### Exercise details
From the records below, pull each line that has "client".

### Records supplied
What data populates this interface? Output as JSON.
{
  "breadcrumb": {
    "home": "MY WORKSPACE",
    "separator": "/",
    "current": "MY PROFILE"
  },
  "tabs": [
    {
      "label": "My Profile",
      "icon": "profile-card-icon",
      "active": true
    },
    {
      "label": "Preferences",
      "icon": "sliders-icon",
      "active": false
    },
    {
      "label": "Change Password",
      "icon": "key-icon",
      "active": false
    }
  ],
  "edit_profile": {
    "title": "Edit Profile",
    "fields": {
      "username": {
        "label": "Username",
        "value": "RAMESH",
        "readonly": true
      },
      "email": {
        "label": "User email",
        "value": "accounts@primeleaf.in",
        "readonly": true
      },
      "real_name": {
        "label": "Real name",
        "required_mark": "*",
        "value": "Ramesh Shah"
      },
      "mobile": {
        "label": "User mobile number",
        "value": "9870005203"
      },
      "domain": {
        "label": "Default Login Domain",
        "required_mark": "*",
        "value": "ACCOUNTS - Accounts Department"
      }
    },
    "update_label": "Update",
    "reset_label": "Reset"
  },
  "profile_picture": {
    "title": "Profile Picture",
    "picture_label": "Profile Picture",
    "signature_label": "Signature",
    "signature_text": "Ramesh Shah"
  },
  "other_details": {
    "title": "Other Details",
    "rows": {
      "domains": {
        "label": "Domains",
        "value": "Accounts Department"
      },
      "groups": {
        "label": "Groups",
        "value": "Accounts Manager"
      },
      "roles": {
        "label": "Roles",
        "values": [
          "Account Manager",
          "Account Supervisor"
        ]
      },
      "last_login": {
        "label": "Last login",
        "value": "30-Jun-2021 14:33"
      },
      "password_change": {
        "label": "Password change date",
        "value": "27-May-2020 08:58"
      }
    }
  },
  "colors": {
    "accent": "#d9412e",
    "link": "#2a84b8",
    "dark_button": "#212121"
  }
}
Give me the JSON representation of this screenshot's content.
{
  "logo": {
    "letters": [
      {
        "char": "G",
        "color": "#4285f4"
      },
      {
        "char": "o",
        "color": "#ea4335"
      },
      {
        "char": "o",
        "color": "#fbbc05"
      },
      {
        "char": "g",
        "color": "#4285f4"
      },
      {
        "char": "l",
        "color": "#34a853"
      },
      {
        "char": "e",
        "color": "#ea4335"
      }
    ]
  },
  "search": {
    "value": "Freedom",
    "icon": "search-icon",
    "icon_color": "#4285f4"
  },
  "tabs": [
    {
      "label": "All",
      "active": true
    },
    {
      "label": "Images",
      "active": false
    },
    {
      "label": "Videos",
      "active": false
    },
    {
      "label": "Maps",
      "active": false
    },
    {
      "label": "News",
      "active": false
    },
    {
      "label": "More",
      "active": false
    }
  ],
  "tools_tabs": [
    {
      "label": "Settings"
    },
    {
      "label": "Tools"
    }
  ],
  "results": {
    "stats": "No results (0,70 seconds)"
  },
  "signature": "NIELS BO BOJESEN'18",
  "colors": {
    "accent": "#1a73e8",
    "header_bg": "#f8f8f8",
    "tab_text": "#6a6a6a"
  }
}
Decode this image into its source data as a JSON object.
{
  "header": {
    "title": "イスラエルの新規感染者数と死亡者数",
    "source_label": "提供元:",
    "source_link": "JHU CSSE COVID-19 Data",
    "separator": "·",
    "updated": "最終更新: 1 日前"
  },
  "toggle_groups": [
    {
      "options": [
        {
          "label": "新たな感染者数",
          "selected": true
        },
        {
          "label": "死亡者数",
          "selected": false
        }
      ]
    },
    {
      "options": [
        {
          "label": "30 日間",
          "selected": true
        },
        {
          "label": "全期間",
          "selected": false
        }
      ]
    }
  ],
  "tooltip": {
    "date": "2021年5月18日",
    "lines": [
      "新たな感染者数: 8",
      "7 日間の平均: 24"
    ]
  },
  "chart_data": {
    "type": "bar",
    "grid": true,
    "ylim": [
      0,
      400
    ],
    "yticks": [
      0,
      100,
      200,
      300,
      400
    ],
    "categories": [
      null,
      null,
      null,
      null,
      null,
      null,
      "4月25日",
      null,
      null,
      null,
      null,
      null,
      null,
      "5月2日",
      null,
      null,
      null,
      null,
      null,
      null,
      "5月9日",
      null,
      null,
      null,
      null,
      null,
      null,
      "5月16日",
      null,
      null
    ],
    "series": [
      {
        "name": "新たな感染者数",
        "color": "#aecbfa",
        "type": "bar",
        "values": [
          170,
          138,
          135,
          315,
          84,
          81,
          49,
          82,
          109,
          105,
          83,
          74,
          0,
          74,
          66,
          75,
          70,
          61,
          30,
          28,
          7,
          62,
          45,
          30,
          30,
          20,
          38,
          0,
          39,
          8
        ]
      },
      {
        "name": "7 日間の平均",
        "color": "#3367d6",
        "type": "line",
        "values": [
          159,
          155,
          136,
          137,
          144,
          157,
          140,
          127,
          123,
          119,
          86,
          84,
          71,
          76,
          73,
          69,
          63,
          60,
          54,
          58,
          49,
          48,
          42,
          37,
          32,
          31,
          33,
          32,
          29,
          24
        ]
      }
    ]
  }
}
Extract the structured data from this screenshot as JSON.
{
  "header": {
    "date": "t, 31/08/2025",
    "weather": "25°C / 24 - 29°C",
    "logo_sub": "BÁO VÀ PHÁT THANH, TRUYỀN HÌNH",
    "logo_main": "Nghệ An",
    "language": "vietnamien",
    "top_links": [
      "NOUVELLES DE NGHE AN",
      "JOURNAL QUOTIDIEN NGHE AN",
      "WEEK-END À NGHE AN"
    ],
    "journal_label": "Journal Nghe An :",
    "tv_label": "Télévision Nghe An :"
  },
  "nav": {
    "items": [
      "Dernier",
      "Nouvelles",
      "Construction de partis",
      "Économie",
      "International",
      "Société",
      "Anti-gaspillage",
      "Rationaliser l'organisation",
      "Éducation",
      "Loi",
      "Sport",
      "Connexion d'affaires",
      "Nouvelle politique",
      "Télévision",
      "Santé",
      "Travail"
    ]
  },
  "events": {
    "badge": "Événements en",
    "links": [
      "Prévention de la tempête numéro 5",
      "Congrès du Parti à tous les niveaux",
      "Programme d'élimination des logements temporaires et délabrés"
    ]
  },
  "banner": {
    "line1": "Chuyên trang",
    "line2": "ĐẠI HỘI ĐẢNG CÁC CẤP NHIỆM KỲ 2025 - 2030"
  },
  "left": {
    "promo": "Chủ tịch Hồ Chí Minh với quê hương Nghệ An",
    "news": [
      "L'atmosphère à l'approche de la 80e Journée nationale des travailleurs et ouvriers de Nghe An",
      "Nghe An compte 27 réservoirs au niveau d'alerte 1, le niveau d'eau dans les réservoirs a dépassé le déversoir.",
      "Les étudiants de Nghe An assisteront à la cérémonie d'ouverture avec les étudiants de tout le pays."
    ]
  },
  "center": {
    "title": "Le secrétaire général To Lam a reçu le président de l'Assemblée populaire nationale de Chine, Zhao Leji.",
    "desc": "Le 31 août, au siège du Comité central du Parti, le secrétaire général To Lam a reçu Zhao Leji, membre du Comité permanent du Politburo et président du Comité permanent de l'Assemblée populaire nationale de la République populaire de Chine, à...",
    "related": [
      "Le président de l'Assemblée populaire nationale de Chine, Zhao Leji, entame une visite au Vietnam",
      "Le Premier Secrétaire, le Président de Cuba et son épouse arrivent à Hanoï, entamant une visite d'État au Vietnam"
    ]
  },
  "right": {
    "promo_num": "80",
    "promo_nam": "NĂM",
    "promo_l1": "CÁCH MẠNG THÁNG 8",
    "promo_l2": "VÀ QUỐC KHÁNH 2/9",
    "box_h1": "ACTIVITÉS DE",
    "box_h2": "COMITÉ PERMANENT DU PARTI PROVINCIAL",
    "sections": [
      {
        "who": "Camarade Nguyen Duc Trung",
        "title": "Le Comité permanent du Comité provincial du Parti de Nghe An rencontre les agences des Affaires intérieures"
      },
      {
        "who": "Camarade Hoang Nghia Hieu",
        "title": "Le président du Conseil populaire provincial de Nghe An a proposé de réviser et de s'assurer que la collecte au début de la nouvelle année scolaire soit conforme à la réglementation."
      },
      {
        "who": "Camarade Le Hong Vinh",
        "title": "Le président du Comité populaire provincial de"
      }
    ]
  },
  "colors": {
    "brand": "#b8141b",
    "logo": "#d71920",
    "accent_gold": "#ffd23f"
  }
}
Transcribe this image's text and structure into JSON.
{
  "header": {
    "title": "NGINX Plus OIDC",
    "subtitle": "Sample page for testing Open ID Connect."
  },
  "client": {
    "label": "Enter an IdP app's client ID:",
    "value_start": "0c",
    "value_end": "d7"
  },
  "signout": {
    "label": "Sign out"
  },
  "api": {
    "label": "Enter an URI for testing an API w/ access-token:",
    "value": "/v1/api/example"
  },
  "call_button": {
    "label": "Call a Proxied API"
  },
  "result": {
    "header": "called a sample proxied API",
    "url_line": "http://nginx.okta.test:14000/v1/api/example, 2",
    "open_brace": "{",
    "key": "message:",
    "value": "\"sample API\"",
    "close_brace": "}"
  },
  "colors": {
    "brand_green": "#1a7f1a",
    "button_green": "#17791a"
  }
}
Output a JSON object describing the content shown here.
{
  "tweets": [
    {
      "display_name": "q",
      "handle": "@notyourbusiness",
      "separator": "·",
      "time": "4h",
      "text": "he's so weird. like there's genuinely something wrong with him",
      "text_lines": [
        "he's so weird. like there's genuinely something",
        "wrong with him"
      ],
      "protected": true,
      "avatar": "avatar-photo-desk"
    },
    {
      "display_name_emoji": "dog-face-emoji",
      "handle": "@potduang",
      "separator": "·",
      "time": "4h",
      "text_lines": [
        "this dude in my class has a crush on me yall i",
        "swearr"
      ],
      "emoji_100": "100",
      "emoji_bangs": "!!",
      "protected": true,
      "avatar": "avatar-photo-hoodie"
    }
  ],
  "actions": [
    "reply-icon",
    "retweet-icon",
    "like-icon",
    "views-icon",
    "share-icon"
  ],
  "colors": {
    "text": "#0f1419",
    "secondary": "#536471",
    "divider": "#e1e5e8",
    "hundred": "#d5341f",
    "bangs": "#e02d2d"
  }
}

### Result below
  "client": {
    "label": "Enter an IdP app's client ID:",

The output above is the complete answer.